- Exercise goal:
Filter this data down to the lines that hold "value", and copy them.

== == ==

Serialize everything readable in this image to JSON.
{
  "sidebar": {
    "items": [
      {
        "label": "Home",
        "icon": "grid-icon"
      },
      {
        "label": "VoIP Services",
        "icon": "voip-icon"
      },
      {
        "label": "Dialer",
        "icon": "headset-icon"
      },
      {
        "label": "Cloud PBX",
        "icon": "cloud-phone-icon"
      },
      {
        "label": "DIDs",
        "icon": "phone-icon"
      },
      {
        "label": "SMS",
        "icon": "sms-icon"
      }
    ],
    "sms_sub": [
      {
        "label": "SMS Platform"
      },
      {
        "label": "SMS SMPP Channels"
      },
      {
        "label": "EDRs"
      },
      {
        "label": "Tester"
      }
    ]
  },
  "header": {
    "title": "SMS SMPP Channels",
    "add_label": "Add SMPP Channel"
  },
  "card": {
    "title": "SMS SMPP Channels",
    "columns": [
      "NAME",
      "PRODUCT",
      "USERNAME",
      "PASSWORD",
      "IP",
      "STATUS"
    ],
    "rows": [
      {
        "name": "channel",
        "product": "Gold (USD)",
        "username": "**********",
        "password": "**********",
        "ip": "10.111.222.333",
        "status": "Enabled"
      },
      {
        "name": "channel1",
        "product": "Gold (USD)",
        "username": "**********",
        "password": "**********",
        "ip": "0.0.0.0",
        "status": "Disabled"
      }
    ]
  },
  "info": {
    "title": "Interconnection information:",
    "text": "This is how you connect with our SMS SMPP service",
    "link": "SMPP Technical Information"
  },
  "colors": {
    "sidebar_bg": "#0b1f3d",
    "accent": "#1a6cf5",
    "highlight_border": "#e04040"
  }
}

== == ==

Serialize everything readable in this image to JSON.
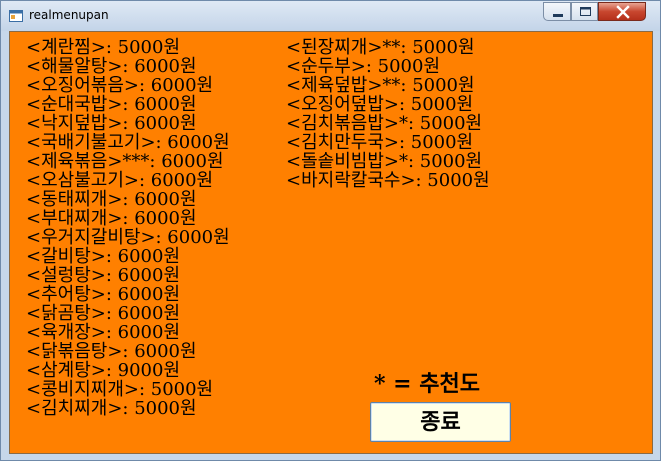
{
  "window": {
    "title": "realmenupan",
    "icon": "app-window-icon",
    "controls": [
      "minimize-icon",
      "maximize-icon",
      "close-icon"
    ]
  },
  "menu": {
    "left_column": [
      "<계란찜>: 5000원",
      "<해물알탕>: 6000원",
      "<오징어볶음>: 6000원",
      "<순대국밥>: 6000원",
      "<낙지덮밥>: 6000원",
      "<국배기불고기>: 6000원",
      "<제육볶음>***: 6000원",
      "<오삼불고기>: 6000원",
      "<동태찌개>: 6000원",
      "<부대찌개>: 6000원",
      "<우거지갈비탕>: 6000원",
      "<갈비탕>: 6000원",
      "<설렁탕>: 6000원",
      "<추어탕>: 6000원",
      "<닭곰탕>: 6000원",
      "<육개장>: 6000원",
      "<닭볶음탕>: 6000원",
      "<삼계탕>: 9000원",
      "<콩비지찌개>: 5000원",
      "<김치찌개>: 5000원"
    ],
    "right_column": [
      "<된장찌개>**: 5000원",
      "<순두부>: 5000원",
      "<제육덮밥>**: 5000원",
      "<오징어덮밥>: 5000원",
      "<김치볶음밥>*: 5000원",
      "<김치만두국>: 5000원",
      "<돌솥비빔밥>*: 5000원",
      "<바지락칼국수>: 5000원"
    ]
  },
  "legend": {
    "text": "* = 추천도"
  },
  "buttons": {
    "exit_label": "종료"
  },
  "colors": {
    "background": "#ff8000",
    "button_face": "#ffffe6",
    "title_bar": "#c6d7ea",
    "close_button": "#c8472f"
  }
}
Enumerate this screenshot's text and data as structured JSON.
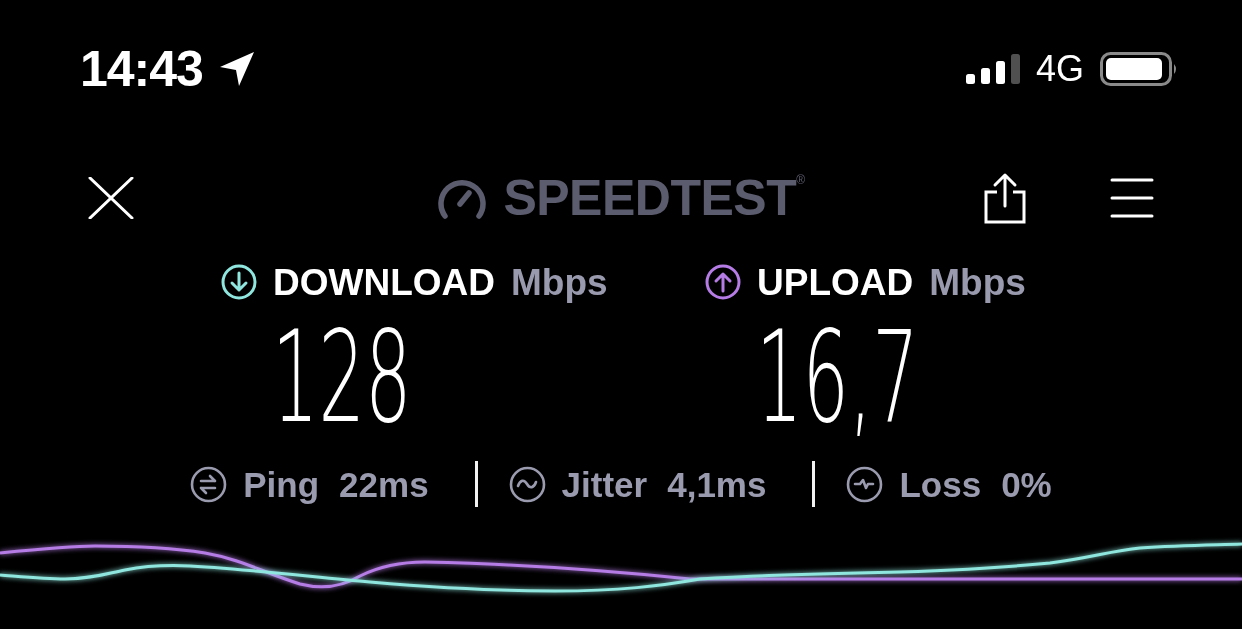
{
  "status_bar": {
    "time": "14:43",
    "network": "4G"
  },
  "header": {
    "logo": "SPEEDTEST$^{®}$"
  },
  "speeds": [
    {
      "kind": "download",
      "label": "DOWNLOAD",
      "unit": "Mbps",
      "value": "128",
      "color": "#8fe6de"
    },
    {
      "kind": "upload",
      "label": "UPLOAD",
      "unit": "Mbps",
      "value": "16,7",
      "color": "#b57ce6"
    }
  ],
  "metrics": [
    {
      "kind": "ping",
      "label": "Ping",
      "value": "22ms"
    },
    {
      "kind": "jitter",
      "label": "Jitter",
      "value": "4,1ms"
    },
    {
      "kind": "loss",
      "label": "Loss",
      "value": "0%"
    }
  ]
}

== == ==

- Exercise output:
      "value": "128",
      "value": "16,7",
      "value": "22ms"
      "value": "4,1ms"
      "value": "0%"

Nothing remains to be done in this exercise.